**Aim**
In the data below, locate each line with the word "this" and list it.

* START Supplied information *

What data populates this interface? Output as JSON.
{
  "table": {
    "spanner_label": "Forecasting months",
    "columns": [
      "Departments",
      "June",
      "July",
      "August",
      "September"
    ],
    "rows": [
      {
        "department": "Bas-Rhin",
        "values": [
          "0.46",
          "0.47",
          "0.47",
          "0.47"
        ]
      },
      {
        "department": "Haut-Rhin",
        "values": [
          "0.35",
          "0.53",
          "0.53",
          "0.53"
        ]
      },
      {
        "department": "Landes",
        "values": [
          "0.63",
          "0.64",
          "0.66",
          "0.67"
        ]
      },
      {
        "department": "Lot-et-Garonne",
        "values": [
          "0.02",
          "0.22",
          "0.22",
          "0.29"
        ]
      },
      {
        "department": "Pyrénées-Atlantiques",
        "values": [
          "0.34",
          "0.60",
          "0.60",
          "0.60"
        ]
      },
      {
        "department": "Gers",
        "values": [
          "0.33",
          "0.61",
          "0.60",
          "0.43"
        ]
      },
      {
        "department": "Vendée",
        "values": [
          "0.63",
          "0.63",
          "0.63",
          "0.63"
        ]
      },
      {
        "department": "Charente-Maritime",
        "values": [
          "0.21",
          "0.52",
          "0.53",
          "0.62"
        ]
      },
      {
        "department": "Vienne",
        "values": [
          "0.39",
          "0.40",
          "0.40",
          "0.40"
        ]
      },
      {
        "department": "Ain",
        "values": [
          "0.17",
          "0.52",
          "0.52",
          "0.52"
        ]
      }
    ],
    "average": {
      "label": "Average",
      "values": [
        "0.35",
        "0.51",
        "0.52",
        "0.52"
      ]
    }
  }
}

* END Supplied information *
* START Supplied information *

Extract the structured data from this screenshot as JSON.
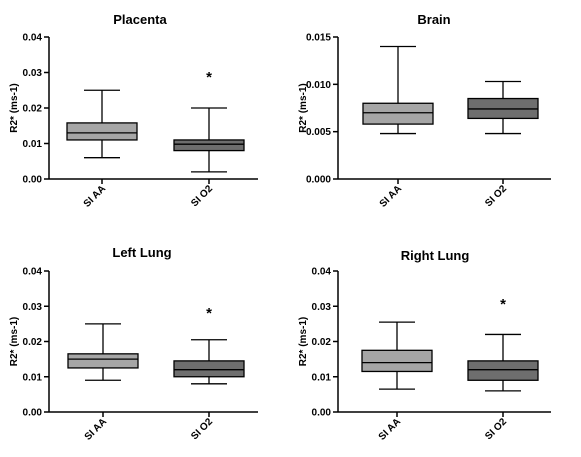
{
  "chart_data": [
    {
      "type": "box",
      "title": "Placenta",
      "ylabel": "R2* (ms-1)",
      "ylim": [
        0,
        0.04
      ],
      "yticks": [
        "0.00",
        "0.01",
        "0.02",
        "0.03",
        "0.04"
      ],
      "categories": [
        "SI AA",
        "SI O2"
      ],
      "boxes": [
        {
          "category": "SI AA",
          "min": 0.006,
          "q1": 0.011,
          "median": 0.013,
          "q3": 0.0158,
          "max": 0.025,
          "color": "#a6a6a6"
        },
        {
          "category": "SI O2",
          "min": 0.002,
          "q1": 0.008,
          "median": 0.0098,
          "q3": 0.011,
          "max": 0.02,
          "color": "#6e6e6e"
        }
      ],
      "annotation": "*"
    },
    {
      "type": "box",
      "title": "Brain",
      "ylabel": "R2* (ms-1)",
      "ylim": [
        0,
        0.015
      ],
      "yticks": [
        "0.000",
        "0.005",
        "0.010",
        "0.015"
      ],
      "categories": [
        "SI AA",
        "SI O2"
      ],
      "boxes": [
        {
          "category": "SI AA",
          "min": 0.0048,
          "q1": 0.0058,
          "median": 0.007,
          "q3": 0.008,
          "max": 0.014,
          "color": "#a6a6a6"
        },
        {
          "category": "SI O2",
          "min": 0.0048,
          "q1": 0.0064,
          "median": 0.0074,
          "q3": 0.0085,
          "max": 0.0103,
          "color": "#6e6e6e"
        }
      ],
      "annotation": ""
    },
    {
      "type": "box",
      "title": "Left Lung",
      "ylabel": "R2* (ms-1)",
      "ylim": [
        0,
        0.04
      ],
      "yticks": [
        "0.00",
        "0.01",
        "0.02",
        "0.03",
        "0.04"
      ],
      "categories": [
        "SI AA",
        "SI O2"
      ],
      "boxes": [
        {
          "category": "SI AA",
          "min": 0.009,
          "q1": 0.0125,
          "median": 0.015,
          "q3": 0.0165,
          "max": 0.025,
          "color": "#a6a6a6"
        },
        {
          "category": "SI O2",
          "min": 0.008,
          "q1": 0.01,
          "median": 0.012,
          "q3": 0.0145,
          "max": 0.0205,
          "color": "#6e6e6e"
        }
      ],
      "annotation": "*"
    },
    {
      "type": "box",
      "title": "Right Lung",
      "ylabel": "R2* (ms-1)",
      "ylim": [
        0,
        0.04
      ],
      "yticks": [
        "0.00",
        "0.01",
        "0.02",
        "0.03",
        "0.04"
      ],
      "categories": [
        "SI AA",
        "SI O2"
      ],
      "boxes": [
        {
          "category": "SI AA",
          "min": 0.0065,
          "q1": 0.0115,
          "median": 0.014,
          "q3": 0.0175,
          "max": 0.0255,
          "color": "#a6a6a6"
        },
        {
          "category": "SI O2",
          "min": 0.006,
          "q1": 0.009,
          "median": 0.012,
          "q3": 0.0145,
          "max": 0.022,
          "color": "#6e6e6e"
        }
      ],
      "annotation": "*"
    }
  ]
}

* END Supplied information *

**Written response**
What data populates this interface? Output as JSON.
Extract the structured data from this screenshot as JSON.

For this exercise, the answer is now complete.